(Entries from a dataset)
= = =

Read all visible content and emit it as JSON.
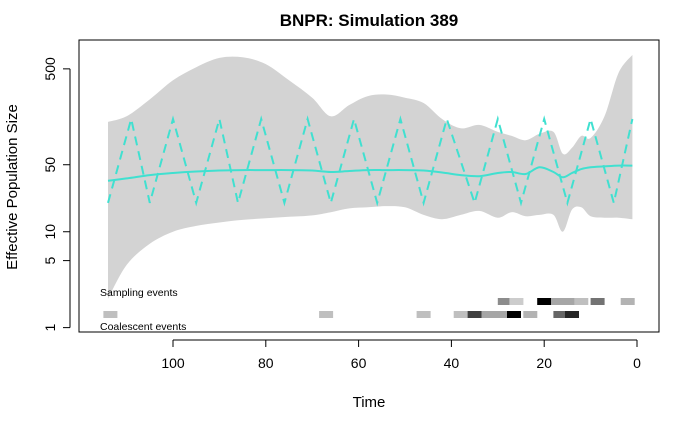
{
  "chart_data": {
    "type": "line",
    "title": "BNPR: Simulation 389",
    "xlabel": "Time",
    "ylabel": "Effective Population Size",
    "x_reversed": true,
    "y_scale": "log",
    "xlim": [
      115,
      0
    ],
    "ylim": [
      0.9,
      1000
    ],
    "x_ticks": [
      100,
      80,
      60,
      40,
      20,
      0
    ],
    "y_ticks": [
      1,
      5,
      10,
      50,
      500
    ],
    "colors": {
      "estimate": "#40e0d0",
      "band": "#d3d3d3",
      "truth": "#40e0d0"
    },
    "series": [
      {
        "style": "solid",
        "x": [
          114,
          110,
          105,
          100,
          95,
          90,
          85,
          80,
          75,
          70,
          66,
          62,
          58,
          54,
          50,
          46,
          42,
          38,
          34,
          30,
          27,
          24,
          21,
          18,
          16,
          14,
          12,
          10,
          7,
          4,
          1
        ],
        "y": [
          34,
          36,
          39,
          41,
          42.5,
          43.5,
          44,
          44,
          44,
          43.5,
          42,
          43,
          44,
          44,
          44,
          43.5,
          41.5,
          39,
          38,
          41,
          42,
          40,
          47,
          42,
          37,
          41,
          45,
          47,
          48,
          49,
          49
        ]
      },
      {
        "style": "dashed",
        "x": [
          114,
          109,
          105,
          100,
          95,
          90,
          86,
          81,
          76,
          71,
          66,
          61,
          56,
          51,
          46,
          41,
          35,
          30,
          25,
          20,
          15,
          10,
          5,
          1
        ],
        "y": [
          20,
          150,
          20,
          150,
          20,
          150,
          20,
          150,
          20,
          150,
          20,
          150,
          20,
          150,
          20,
          150,
          20,
          150,
          20,
          150,
          20,
          150,
          20,
          150
        ]
      }
    ],
    "band": {
      "x": [
        114,
        110,
        105,
        100,
        95,
        90,
        85,
        80,
        75,
        70,
        66,
        62,
        58,
        54,
        50,
        46,
        42,
        38,
        34,
        30,
        27,
        24,
        21,
        18,
        16,
        14,
        12,
        10,
        7,
        4,
        1
      ],
      "lower": [
        2.0,
        4.5,
        7.5,
        10,
        11.5,
        12.5,
        13.3,
        13.8,
        14.3,
        14.8,
        16,
        17.5,
        18,
        18.5,
        18,
        15,
        13.5,
        15,
        16.5,
        14,
        16,
        14.5,
        15,
        15,
        10,
        17,
        18,
        14.5,
        14,
        14,
        13.5
      ],
      "upper": [
        140,
        160,
        240,
        380,
        520,
        650,
        660,
        560,
        380,
        250,
        160,
        210,
        260,
        270,
        250,
        220,
        150,
        120,
        130,
        110,
        100,
        90,
        105,
        110,
        65,
        75,
        100,
        95,
        160,
        450,
        700
      ]
    },
    "event_rows": [
      {
        "label": "Sampling events"
      },
      {
        "label": "Coalescent events"
      }
    ],
    "sampling_events": [
      {
        "x": 28.5,
        "shade": 0.45
      },
      {
        "x": 26,
        "shade": 0.2
      },
      {
        "x": 20,
        "shade": 1.0
      },
      {
        "x": 17,
        "shade": 0.35
      },
      {
        "x": 14.5,
        "shade": 0.35
      },
      {
        "x": 12,
        "shade": 0.25
      },
      {
        "x": 8.5,
        "shade": 0.55
      },
      {
        "x": 2,
        "shade": 0.3
      }
    ],
    "coalescent_events": [
      {
        "x": 113.5,
        "shade": 0.25
      },
      {
        "x": 67,
        "shade": 0.25
      },
      {
        "x": 46,
        "shade": 0.25
      },
      {
        "x": 38,
        "shade": 0.25
      },
      {
        "x": 35,
        "shade": 0.75
      },
      {
        "x": 32,
        "shade": 0.35
      },
      {
        "x": 29.5,
        "shade": 0.35
      },
      {
        "x": 26.5,
        "shade": 1.0
      },
      {
        "x": 23,
        "shade": 0.3
      },
      {
        "x": 16.5,
        "shade": 0.6
      },
      {
        "x": 14,
        "shade": 0.85
      }
    ]
  }
}
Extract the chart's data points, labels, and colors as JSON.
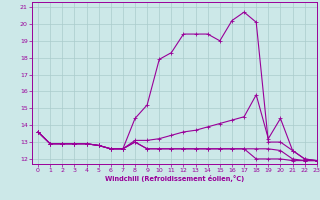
{
  "xlabel": "Windchill (Refroidissement éolien,°C)",
  "xlim": [
    -0.5,
    23
  ],
  "ylim": [
    11.7,
    21.3
  ],
  "xticks": [
    0,
    1,
    2,
    3,
    4,
    5,
    6,
    7,
    8,
    9,
    10,
    11,
    12,
    13,
    14,
    15,
    16,
    17,
    18,
    19,
    20,
    21,
    22,
    23
  ],
  "yticks": [
    12,
    13,
    14,
    15,
    16,
    17,
    18,
    19,
    20,
    21
  ],
  "background_color": "#cce8e8",
  "grid_color": "#aacccc",
  "line_color": "#990099",
  "lines": [
    {
      "x": [
        0,
        1,
        2,
        3,
        4,
        5,
        6,
        7,
        8,
        9,
        10,
        11,
        12,
        13,
        14,
        15,
        16,
        17,
        18,
        19,
        20,
        21,
        22,
        23
      ],
      "y": [
        13.6,
        12.9,
        12.9,
        12.9,
        12.9,
        12.8,
        12.6,
        12.6,
        14.4,
        15.2,
        17.9,
        18.3,
        19.4,
        19.4,
        19.4,
        19.0,
        20.2,
        20.7,
        20.1,
        13.0,
        13.0,
        12.5,
        12.0,
        11.9
      ]
    },
    {
      "x": [
        0,
        1,
        2,
        3,
        4,
        5,
        6,
        7,
        8,
        9,
        10,
        11,
        12,
        13,
        14,
        15,
        16,
        17,
        18,
        19,
        20,
        21,
        22,
        23
      ],
      "y": [
        13.6,
        12.9,
        12.9,
        12.9,
        12.9,
        12.8,
        12.6,
        12.6,
        13.1,
        13.1,
        13.2,
        13.4,
        13.6,
        13.7,
        13.9,
        14.1,
        14.3,
        14.5,
        15.8,
        13.2,
        14.4,
        12.5,
        12.0,
        11.9
      ]
    },
    {
      "x": [
        0,
        1,
        2,
        3,
        4,
        5,
        6,
        7,
        8,
        9,
        10,
        11,
        12,
        13,
        14,
        15,
        16,
        17,
        18,
        19,
        20,
        21,
        22,
        23
      ],
      "y": [
        13.6,
        12.9,
        12.9,
        12.9,
        12.9,
        12.8,
        12.6,
        12.6,
        13.0,
        12.6,
        12.6,
        12.6,
        12.6,
        12.6,
        12.6,
        12.6,
        12.6,
        12.6,
        12.6,
        12.6,
        12.5,
        12.0,
        11.9,
        11.9
      ]
    },
    {
      "x": [
        0,
        1,
        2,
        3,
        4,
        5,
        6,
        7,
        8,
        9,
        10,
        11,
        12,
        13,
        14,
        15,
        16,
        17,
        18,
        19,
        20,
        21,
        22,
        23
      ],
      "y": [
        13.6,
        12.9,
        12.9,
        12.9,
        12.9,
        12.8,
        12.6,
        12.6,
        13.0,
        12.6,
        12.6,
        12.6,
        12.6,
        12.6,
        12.6,
        12.6,
        12.6,
        12.6,
        12.0,
        12.0,
        12.0,
        11.9,
        11.9,
        11.9
      ]
    }
  ]
}
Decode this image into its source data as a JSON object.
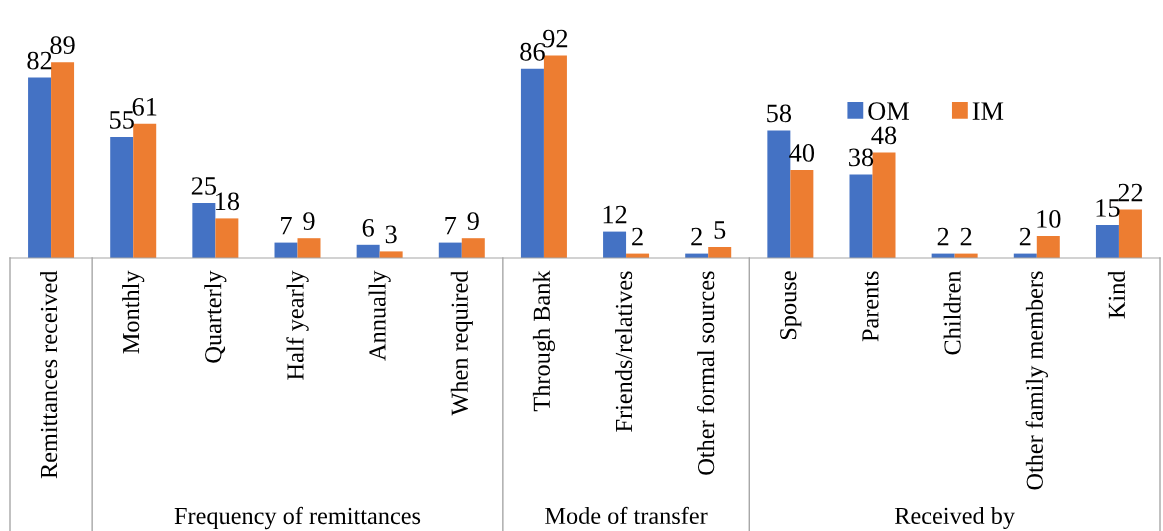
{
  "chart_data": {
    "type": "bar",
    "categories": [
      "Remittances received",
      "Monthly",
      "Quarterly",
      "Half yearly",
      "Annually",
      "When required",
      "Through Bank",
      "Friends/relatives",
      "Other formal sources",
      "Spouse",
      "Parents",
      "Children",
      "Other family members",
      "Kind"
    ],
    "series": [
      {
        "name": "OM",
        "color": "#4472c4",
        "values": [
          82,
          55,
          25,
          7,
          6,
          7,
          86,
          12,
          2,
          58,
          38,
          2,
          2,
          15
        ]
      },
      {
        "name": "IM",
        "color": "#ed7d31",
        "values": [
          89,
          61,
          18,
          9,
          3,
          9,
          92,
          2,
          5,
          40,
          48,
          2,
          10,
          22
        ]
      }
    ],
    "annotations": [
      "Frequency of remittances",
      "Mode of transfer",
      "Received by"
    ],
    "tick_labels": "x",
    "data_labels": true,
    "legend": "top right",
    "grid": false
  }
}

= = =

Count up the lines in the listing that hold the word "xlabel", and give that number only.

2